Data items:
####

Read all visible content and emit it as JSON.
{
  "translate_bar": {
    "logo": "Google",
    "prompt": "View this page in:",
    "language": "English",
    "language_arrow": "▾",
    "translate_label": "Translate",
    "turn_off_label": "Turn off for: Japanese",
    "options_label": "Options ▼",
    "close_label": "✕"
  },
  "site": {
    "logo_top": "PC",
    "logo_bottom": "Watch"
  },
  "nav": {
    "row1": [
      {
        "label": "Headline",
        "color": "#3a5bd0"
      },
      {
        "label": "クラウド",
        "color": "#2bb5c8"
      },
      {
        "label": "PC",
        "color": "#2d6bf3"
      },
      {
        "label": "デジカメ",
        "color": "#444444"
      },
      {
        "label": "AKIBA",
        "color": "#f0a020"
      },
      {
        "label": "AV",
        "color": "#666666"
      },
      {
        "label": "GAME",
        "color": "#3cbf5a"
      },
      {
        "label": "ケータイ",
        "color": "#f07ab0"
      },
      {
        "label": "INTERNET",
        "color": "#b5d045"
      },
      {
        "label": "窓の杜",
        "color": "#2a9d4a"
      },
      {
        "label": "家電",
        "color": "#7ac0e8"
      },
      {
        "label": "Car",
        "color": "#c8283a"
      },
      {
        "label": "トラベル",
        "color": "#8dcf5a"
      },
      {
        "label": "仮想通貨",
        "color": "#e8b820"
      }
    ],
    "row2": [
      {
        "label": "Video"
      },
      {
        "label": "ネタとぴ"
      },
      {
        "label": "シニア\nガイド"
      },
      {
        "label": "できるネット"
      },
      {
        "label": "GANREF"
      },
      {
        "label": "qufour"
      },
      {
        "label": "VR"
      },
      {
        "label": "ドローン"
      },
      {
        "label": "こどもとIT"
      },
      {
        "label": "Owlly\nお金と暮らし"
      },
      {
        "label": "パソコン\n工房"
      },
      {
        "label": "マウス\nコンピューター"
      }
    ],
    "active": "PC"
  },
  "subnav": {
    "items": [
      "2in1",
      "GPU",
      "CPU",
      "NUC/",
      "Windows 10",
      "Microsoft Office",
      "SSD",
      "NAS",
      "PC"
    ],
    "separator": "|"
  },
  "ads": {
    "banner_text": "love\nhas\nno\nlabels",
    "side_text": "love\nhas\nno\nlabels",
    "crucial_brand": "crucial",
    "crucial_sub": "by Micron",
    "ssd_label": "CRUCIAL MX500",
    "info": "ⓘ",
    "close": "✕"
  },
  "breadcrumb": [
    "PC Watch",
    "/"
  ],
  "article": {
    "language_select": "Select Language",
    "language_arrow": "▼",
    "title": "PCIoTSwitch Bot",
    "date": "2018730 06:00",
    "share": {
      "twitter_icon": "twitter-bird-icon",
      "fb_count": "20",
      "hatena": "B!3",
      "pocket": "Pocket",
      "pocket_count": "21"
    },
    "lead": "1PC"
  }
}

####

STATED GOAL:
How many lines in these entries hold the string "nlabels"? Answer with the number alone.

RESULT OF THIS EXERCISE:
2